*Your task*
Give every line below again, exactly.

Stored items from a collection
▼

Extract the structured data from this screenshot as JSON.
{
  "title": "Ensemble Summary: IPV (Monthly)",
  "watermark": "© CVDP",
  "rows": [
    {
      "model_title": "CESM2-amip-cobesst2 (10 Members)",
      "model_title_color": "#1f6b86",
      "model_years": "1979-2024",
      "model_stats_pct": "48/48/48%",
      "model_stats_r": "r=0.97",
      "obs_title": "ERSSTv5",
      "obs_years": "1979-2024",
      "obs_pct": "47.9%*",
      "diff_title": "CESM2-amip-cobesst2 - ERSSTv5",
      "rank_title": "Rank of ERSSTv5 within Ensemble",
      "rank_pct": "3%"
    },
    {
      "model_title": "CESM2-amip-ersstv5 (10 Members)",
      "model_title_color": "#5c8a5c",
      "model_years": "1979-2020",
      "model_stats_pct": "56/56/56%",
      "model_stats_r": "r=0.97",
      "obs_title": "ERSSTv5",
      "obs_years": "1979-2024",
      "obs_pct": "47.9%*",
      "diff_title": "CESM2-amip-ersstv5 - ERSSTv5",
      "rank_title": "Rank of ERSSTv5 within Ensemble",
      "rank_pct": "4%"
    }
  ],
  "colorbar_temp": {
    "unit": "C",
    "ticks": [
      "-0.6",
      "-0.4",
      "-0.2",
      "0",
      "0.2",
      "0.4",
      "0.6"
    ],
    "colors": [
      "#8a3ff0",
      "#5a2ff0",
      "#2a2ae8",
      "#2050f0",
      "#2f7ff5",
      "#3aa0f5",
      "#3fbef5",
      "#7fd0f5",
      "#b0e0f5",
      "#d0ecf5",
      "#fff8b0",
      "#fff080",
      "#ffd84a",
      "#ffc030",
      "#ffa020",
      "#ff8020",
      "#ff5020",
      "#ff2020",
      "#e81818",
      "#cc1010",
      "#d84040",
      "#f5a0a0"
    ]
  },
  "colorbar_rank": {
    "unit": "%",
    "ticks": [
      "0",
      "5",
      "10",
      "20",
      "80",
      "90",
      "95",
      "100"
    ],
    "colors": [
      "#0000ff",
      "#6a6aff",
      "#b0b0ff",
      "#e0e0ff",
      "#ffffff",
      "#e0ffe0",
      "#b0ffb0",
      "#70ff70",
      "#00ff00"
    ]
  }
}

▲

*The reply*
Extract the structured data from this screenshot as JSON.
{
  "title": "Ensemble Summary: IPV (Monthly)",
  "watermark": "© CVDP",
  "rows": [
    {
      "model_title": "CESM2-amip-cobesst2 (10 Members)",
      "model_title_color": "#1f6b86",
      "model_years": "1979-2024",
      "model_stats_pct": "48/48/48%",
      "model_stats_r": "r=0.97",
      "obs_title": "ERSSTv5",
      "obs_years": "1979-2024",
      "obs_pct": "47.9%*",
      "diff_title": "CESM2-amip-cobesst2 - ERSSTv5",
      "rank_title": "Rank of ERSSTv5 within Ensemble",
      "rank_pct": "3%"
    },
    {
      "model_title": "CESM2-amip-ersstv5 (10 Members)",
      "model_title_color": "#5c8a5c",
      "model_years": "1979-2020",
      "model_stats_pct": "56/56/56%",
      "model_stats_r": "r=0.97",
      "obs_title": "ERSSTv5",
      "obs_years": "1979-2024",
      "obs_pct": "47.9%*",
      "diff_title": "CESM2-amip-ersstv5 - ERSSTv5",
      "rank_title": "Rank of ERSSTv5 within Ensemble",
      "rank_pct": "4%"
    }
  ],
  "colorbar_temp": {
    "unit": "C",
    "ticks": [
      "-0.6",
      "-0.4",
      "-0.2",
      "0",
      "0.2",
      "0.4",
      "0.6"
    ],
    "colors": [
      "#8a3ff0",
      "#5a2ff0",
      "#2a2ae8",
      "#2050f0",
      "#2f7ff5",
      "#3aa0f5",
      "#3fbef5",
      "#7fd0f5",
      "#b0e0f5",
      "#d0ecf5",
      "#fff8b0",
      "#fff080",
      "#ffd84a",
      "#ffc030",
      "#ffa020",
      "#ff8020",
      "#ff5020",
      "#ff2020",
      "#e81818",
      "#cc1010",
      "#d84040",
      "#f5a0a0"
    ]
  },
  "colorbar_rank": {
    "unit": "%",
    "ticks": [
      "0",
      "5",
      "10",
      "20",
      "80",
      "90",
      "95",
      "100"
    ],
    "colors": [
      "#0000ff",
      "#6a6aff",
      "#b0b0ff",
      "#e0e0ff",
      "#ffffff",
      "#e0ffe0",
      "#b0ffb0",
      "#70ff70",
      "#00ff00"
    ]
  }
}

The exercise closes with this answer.